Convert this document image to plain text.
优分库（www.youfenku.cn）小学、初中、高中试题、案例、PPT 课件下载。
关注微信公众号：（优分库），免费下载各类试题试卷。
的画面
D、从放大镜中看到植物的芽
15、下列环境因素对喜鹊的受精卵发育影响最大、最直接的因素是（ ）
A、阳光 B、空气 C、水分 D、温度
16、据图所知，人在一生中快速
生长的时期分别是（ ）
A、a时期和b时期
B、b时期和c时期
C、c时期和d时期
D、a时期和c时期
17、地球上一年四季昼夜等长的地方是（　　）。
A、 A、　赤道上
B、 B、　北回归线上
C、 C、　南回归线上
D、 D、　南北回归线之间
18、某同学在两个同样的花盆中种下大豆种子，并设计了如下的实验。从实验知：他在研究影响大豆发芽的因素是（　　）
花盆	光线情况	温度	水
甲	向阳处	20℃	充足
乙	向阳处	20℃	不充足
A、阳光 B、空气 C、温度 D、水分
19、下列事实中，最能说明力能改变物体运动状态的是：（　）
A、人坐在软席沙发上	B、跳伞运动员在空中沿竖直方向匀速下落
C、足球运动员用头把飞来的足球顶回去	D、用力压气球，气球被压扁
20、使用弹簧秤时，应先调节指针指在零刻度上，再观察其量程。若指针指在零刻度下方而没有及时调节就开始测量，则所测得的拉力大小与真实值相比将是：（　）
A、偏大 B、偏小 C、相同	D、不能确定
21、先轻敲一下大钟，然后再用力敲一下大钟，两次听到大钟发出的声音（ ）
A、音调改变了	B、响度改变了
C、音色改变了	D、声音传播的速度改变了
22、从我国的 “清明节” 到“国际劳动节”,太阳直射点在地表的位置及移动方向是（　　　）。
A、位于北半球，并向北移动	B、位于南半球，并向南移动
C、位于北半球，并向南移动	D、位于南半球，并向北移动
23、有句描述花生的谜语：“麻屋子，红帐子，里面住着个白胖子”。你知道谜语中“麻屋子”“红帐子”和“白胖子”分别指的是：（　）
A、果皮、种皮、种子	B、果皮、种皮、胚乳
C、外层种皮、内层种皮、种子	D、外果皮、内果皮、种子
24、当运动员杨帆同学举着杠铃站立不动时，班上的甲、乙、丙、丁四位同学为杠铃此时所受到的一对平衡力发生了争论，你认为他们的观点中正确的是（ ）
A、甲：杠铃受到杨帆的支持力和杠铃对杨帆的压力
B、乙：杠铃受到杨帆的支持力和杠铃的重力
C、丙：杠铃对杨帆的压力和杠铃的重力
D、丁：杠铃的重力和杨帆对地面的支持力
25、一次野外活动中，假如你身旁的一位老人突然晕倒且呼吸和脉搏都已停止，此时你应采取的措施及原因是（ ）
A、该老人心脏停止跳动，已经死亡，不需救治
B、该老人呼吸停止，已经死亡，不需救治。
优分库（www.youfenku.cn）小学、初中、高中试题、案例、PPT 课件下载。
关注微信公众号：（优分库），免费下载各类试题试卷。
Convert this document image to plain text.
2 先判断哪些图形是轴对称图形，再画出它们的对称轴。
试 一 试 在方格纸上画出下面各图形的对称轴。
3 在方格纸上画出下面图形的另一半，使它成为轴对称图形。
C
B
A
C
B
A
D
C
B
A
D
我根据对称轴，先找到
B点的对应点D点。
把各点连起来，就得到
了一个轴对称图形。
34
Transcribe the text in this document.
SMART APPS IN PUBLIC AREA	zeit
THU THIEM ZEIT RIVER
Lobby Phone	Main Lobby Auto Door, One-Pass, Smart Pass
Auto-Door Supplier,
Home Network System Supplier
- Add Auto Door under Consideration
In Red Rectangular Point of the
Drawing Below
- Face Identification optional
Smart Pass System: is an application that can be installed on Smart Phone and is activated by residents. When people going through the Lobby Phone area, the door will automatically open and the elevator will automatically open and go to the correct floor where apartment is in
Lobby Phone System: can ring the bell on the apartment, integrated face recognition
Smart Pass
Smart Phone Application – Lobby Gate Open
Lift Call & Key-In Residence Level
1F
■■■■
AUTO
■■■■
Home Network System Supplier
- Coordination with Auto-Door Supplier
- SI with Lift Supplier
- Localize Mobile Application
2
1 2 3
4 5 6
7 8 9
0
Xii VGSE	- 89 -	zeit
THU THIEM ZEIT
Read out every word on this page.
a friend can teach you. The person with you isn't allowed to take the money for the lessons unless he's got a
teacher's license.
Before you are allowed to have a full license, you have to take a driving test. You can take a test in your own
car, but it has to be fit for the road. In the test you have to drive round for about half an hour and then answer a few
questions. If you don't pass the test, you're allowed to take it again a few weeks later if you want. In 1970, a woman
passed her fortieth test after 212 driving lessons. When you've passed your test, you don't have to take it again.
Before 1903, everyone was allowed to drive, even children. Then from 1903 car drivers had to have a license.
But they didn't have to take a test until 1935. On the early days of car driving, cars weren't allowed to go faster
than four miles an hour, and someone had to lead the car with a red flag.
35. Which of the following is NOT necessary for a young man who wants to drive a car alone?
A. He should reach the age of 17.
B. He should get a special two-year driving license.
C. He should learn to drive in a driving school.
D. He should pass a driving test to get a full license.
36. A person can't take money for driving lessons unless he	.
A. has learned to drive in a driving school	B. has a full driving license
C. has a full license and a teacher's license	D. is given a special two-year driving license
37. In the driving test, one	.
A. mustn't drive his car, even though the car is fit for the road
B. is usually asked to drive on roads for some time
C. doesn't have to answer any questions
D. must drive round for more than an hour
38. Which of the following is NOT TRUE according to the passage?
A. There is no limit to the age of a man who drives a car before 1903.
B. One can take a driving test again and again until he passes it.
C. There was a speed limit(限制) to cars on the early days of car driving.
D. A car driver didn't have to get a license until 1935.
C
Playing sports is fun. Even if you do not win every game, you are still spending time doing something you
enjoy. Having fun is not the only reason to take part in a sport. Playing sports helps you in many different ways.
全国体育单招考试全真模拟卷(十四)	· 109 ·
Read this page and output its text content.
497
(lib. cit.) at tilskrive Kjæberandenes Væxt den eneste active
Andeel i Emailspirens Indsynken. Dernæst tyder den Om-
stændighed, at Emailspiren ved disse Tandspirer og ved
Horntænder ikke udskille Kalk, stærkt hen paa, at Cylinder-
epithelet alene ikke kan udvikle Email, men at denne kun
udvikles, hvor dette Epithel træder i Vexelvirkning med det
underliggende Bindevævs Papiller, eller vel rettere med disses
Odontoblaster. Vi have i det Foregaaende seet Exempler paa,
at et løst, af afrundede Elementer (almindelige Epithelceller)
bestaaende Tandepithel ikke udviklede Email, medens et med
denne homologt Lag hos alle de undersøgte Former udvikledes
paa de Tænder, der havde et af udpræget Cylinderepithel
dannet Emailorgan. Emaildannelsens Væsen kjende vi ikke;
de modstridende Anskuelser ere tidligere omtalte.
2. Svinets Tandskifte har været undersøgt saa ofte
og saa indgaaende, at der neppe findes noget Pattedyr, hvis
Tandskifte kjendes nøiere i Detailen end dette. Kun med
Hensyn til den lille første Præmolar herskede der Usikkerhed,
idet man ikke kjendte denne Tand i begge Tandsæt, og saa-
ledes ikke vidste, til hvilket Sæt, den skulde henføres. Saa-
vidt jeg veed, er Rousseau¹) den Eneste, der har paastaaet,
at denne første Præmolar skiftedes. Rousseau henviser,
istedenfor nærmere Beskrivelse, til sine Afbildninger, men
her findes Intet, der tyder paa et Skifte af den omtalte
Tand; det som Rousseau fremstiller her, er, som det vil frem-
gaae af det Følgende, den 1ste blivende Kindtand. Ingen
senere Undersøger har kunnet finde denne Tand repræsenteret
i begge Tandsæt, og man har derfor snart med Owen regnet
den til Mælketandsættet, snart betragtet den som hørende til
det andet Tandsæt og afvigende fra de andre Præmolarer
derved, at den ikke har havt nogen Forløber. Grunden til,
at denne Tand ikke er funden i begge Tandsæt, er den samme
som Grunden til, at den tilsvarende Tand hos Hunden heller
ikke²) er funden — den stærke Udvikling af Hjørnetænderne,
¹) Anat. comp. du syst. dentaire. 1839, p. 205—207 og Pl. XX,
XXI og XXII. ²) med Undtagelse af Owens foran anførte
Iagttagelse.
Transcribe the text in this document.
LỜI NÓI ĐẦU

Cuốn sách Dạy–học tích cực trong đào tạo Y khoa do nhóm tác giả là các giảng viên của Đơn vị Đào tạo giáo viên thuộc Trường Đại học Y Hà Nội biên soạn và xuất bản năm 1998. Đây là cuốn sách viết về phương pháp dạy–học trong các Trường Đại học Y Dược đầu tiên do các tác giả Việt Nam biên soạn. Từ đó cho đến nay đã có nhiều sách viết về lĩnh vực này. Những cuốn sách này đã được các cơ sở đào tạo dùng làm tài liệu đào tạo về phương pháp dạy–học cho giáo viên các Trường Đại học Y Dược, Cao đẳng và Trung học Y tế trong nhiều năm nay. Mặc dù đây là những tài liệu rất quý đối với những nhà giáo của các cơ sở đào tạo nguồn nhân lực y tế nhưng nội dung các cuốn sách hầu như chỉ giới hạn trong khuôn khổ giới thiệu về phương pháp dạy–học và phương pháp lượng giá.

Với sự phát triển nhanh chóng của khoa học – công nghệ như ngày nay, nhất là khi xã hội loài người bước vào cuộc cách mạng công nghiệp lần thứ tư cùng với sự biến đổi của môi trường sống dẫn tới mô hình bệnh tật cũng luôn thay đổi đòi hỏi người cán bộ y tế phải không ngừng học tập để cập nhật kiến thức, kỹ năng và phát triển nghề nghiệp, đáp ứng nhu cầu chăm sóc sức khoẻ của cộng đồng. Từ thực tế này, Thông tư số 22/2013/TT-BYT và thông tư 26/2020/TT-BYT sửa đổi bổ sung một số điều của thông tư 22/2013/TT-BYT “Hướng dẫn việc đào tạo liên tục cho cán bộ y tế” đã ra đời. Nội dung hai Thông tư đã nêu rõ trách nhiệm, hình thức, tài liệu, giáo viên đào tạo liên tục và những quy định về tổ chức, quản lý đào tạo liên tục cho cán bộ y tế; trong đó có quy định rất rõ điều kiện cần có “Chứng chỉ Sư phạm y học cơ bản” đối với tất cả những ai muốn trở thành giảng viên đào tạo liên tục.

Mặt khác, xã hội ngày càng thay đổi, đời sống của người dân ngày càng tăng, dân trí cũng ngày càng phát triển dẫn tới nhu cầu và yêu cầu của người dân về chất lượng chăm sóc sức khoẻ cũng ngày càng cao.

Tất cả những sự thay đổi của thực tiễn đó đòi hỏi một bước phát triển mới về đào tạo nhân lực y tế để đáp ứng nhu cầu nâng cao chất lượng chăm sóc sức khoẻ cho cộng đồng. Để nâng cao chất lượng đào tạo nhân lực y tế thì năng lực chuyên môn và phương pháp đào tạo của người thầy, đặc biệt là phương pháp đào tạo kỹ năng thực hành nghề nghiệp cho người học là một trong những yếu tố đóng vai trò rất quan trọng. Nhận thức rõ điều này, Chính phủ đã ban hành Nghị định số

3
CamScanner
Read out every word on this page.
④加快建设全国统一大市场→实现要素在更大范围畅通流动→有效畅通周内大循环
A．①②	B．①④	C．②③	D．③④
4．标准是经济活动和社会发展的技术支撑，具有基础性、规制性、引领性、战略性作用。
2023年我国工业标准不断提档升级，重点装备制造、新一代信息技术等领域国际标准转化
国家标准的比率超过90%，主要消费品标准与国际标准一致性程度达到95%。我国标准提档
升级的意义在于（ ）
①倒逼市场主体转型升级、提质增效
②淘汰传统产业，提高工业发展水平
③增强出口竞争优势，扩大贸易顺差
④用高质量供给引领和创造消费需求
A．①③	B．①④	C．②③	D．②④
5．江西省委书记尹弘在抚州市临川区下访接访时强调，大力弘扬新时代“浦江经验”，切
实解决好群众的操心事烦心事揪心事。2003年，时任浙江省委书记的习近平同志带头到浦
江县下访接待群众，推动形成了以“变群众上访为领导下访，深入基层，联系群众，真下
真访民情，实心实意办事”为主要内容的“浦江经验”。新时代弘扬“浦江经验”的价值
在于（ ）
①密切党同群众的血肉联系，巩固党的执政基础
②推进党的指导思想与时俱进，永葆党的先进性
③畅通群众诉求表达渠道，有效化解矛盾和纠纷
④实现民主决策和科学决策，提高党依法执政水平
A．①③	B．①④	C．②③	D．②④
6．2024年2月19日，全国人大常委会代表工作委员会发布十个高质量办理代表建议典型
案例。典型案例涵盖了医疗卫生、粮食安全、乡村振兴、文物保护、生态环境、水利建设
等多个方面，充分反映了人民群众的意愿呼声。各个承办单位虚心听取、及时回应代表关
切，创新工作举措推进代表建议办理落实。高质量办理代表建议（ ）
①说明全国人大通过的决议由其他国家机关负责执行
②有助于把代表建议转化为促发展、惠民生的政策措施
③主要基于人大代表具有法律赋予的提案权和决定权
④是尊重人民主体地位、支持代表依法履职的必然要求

·····

■ Given problem: Search the entries for the word "lessons", then gather every line that has it.

■ Reply:
a friend can teach you. The person with you isn't allowed to take the money for the lessons unless he's got a
passed her fortieth test after 212 driving lessons. When you've passed your test, you don't have to take it again.
36. A person can't take money for driving lessons unless he	.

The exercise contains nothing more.